== WHAT YOU HAVE TO DO ==
Write out the records below word for word, please.

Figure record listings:
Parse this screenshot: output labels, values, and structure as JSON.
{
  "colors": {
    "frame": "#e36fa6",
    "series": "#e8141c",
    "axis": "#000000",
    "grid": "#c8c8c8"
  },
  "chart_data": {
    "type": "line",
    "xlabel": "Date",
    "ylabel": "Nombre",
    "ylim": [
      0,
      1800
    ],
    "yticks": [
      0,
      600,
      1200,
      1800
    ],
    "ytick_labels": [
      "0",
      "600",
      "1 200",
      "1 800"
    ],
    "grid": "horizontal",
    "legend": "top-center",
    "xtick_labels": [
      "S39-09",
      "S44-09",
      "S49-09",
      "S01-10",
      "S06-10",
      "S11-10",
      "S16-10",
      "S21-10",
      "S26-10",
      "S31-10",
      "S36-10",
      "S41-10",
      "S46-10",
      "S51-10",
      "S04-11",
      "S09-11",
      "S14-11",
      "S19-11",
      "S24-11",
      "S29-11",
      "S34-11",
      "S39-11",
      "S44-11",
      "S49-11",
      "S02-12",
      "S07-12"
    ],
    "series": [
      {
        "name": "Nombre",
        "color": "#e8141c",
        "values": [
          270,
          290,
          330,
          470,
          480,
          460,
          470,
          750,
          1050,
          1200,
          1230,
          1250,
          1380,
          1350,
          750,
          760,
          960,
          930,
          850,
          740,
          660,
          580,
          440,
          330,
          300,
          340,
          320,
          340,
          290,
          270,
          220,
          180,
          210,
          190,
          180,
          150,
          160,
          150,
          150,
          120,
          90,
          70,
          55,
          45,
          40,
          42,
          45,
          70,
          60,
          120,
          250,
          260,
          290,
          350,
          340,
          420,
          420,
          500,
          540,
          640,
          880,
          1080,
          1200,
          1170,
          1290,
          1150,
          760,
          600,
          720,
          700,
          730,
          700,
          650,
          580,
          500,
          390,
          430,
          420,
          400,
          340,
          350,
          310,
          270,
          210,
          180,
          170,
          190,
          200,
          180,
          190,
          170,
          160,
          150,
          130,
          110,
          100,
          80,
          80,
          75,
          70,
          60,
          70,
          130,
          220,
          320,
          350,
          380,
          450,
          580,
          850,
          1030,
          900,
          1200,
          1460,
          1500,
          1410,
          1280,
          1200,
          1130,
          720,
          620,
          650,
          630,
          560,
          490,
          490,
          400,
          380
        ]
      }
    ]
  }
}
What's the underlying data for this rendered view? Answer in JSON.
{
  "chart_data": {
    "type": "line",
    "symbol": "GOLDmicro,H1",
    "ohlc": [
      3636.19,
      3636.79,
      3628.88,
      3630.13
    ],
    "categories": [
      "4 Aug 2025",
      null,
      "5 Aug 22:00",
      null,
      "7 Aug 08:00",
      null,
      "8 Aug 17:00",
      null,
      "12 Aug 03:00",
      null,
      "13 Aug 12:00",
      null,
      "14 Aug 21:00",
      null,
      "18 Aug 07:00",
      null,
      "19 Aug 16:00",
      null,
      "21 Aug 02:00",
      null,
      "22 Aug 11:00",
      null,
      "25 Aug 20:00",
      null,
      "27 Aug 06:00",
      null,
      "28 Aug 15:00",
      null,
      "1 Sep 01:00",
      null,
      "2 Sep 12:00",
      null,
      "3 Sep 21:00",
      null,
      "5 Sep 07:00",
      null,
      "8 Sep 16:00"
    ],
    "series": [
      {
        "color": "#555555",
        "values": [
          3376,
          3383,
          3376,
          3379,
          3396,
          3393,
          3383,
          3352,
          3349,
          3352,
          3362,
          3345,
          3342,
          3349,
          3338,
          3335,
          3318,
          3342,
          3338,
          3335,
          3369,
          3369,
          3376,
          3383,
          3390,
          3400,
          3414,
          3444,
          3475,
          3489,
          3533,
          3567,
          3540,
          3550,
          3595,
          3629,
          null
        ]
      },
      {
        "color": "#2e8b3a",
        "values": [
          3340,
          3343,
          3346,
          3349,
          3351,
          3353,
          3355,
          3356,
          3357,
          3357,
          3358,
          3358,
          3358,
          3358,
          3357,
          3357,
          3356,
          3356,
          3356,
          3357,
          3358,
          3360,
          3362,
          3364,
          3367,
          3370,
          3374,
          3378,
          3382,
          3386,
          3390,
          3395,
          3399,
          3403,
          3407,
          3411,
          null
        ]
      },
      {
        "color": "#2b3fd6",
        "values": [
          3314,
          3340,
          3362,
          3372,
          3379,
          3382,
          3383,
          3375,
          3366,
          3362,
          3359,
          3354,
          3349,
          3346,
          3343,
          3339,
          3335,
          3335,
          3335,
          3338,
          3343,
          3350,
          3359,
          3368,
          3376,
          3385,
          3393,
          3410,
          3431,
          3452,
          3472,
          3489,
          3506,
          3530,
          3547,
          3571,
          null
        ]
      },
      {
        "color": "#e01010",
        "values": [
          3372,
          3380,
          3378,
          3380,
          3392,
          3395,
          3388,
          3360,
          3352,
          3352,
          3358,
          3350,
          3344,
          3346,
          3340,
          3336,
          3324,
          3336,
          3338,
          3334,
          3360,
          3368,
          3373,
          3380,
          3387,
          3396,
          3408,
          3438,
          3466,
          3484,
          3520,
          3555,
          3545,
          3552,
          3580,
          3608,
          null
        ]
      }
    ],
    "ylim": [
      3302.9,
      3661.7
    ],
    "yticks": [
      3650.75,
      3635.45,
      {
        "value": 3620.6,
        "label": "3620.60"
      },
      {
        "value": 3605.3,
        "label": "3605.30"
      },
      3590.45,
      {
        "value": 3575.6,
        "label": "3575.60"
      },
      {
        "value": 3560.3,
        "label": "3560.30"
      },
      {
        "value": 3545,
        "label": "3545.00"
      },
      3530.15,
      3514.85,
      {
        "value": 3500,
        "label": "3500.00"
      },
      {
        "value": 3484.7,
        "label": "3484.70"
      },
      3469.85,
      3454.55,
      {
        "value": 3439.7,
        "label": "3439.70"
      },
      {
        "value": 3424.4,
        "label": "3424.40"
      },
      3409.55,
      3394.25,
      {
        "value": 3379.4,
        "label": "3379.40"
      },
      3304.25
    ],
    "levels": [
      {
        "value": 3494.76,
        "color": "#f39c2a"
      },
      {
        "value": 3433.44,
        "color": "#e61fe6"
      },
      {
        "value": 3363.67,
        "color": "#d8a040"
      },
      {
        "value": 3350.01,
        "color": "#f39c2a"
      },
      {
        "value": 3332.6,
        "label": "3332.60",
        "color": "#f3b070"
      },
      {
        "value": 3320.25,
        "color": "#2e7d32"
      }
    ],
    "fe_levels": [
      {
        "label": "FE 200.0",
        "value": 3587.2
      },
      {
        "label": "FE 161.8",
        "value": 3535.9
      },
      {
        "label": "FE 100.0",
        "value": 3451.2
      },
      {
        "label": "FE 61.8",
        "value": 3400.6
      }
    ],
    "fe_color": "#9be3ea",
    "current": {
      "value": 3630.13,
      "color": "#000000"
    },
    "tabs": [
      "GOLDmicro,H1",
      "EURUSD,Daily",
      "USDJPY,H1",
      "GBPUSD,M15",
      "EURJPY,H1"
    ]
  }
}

== SOLUTION TO THIS PROBLEM ==
Parse this screenshot: output labels, values, and structure as JSON.
{
  "colors": {
    "frame": "#e36fa6",
    "series": "#e8141c",
    "axis": "#000000",
    "grid": "#c8c8c8"
  },
  "chart_data": {
    "type": "line",
    "xlabel": "Date",
    "ylabel": "Nombre",
    "ylim": [
      0,
      1800
    ],
    "yticks": [
      0,
      600,
      1200,
      1800
    ],
    "ytick_labels": [
      "0",
      "600",
      "1 200",
      "1 800"
    ],
    "grid": "horizontal",
    "legend": "top-center",
    "xtick_labels": [
      "S39-09",
      "S44-09",
      "S49-09",
      "S01-10",
      "S06-10",
      "S11-10",
      "S16-10",
      "S21-10",
      "S26-10",
      "S31-10",
      "S36-10",
      "S41-10",
      "S46-10",
      "S51-10",
      "S04-11",
      "S09-11",
      "S14-11",
      "S19-11",
      "S24-11",
      "S29-11",
      "S34-11",
      "S39-11",
      "S44-11",
      "S49-11",
      "S02-12",
      "S07-12"
    ],
    "series": [
      {
        "name": "Nombre",
        "color": "#e8141c",
        "values": [
          270,
          290,
          330,
          470,
          480,
          460,
          470,
          750,
          1050,
          1200,
          1230,
          1250,
          1380,
          1350,
          750,
          760,
          960,
          930,
          850,
          740,
          660,
          580,
          440,
          330,
          300,
          340,
          320,
          340,
          290,
          270,
          220,
          180,
          210,
          190,
          180,
          150,
          160,
          150,
          150,
          120,
          90,
          70,
          55,
          45,
          40,
          42,
          45,
          70,
          60,
          120,
          250,
          260,
          290,
          350,
          340,
          420,
          420,
          500,
          540,
          640,
          880,
          1080,
          1200,
          1170,
          1290,
          1150,
          760,
          600,
          720,
          700,
          730,
          700,
          650,
          580,
          500,
          390,
          430,
          420,
          400,
          340,
          350,
          310,
          270,
          210,
          180,
          170,
          190,
          200,
          180,
          190,
          170,
          160,
          150,
          130,
          110,
          100,
          80,
          80,
          75,
          70,
          60,
          70,
          130,
          220,
          320,
          350,
          380,
          450,
          580,
          850,
          1030,
          900,
          1200,
          1460,
          1500,
          1410,
          1280,
          1200,
          1130,
          720,
          620,
          650,
          630,
          560,
          490,
          490,
          400,
          380
        ]
      }
    ]
  }
}
What's the underlying data for this rendered view? Answer in JSON.
{
  "chart_data": {
    "type": "line",
    "symbol": "GOLDmicro,H1",
    "ohlc": [
      3636.19,
      3636.79,
      3628.88,
      3630.13
    ],
    "categories": [
      "4 Aug 2025",
      null,
      "5 Aug 22:00",
      null,
      "7 Aug 08:00",
      null,
      "8 Aug 17:00",
      null,
      "12 Aug 03:00",
      null,
      "13 Aug 12:00",
      null,
      "14 Aug 21:00",
      null,
      "18 Aug 07:00",
      null,
      "19 Aug 16:00",
      null,
      "21 Aug 02:00",
      null,
      "22 Aug 11:00",
      null,
      "25 Aug 20:00",
      null,
      "27 Aug 06:00",
      null,
      "28 Aug 15:00",
      null,
      "1 Sep 01:00",
      null,
      "2 Sep 12:00",
      null,
      "3 Sep 21:00",
      null,
      "5 Sep 07:00",
      null,
      "8 Sep 16:00"
    ],
    "series": [
      {
        "color": "#555555",
        "values": [
          3376,
          3383,
          3376,
          3379,
          3396,
          3393,
          3383,
          3352,
          3349,
          3352,
          3362,
          3345,
          3342,
          3349,
          3338,
          3335,
          3318,
          3342,
          3338,
          3335,
          3369,
          3369,
          3376,
          3383,
          3390,
          3400,
          3414,
          3444,
          3475,
          3489,
          3533,
          3567,
          3540,
          3550,
          3595,
          3629,
          null
        ]
      },
      {
        "color": "#2e8b3a",
        "values": [
          3340,
          3343,
          3346,
          3349,
          3351,
          3353,
          3355,
          3356,
          3357,
          3357,
          3358,
          3358,
          3358,
          3358,
          3357,
          3357,
          3356,
          3356,
          3356,
          3357,
          3358,
          3360,
          3362,
          3364,
          3367,
          3370,
          3374,
          3378,
          3382,
          3386,
          3390,
          3395,
          3399,
          3403,
          3407,
          3411,
          null
        ]
      },
      {
        "color": "#2b3fd6",
        "values": [
          3314,
          3340,
          3362,
          3372,
          3379,
          3382,
          3383,
          3375,
          3366,
          3362,
          3359,
          3354,
          3349,
          3346,
          3343,
          3339,
          3335,
          3335,
          3335,
          3338,
          3343,
          3350,
          3359,
          3368,
          3376,
          3385,
          3393,
          3410,
          3431,
          3452,
          3472,
          3489,
          3506,
          3530,
          3547,
          3571,
          null
        ]
      },
      {
        "color": "#e01010",
        "values": [
          3372,
          3380,
          3378,
          3380,
          3392,
          3395,
          3388,
          3360,
          3352,
          3352,
          3358,
          3350,
          3344,
          3346,
          3340,
          3336,
          3324,
          3336,
          3338,
          3334,
          3360,
          3368,
          3373,
          3380,
          3387,
          3396,
          3408,
          3438,
          3466,
          3484,
          3520,
          3555,
          3545,
          3552,
          3580,
          3608,
          null
        ]
      }
    ],
    "ylim": [
      3302.9,
      3661.7
    ],
    "yticks": [
      3650.75,
      3635.45,
      {
        "value": 3620.6,
        "label": "3620.60"
      },
      {
        "value": 3605.3,
        "label": "3605.30"
      },
      3590.45,
      {
        "value": 3575.6,
        "label": "3575.60"
      },
      {
        "value": 3560.3,
        "label": "3560.30"
      },
      {
        "value": 3545,
        "label": "3545.00"
      },
      3530.15,
      3514.85,
      {
        "value": 3500,
        "label": "3500.00"
      },
      {
        "value": 3484.7,
        "label": "3484.70"
      },
      3469.85,
      3454.55,
      {
        "value": 3439.7,
        "label": "3439.70"
      },
      {
        "value": 3424.4,
        "label": "3424.40"
      },
      3409.55,
      3394.25,
      {
        "value": 3379.4,
        "label": "3379.40"
      },
      3304.25
    ],
    "levels": [
      {
        "value": 3494.76,
        "color": "#f39c2a"
      },
      {
        "value": 3433.44,
        "color": "#e61fe6"
      },
      {
        "value": 3363.67,
        "color": "#d8a040"
      },
      {
        "value": 3350.01,
        "color": "#f39c2a"
      },
      {
        "value": 3332.6,
        "label": "3332.60",
        "color": "#f3b070"
      },
      {
        "value": 3320.25,
        "color": "#2e7d32"
      }
    ],
    "fe_levels": [
      {
        "label": "FE 200.0",
        "value": 3587.2
      },
      {
        "label": "FE 161.8",
        "value": 3535.9
      },
      {
        "label": "FE 100.0",
        "value": 3451.2
      },
      {
        "label": "FE 61.8",
        "value": 3400.6
      }
    ],
    "fe_color": "#9be3ea",
    "current": {
      "value": 3630.13,
      "color": "#000000"
    },
    "tabs": [
      "GOLDmicro,H1",
      "EURUSD,Daily",
      "USDJPY,H1",
      "GBPUSD,M15",
      "EURJPY,H1"
    ]
  }
}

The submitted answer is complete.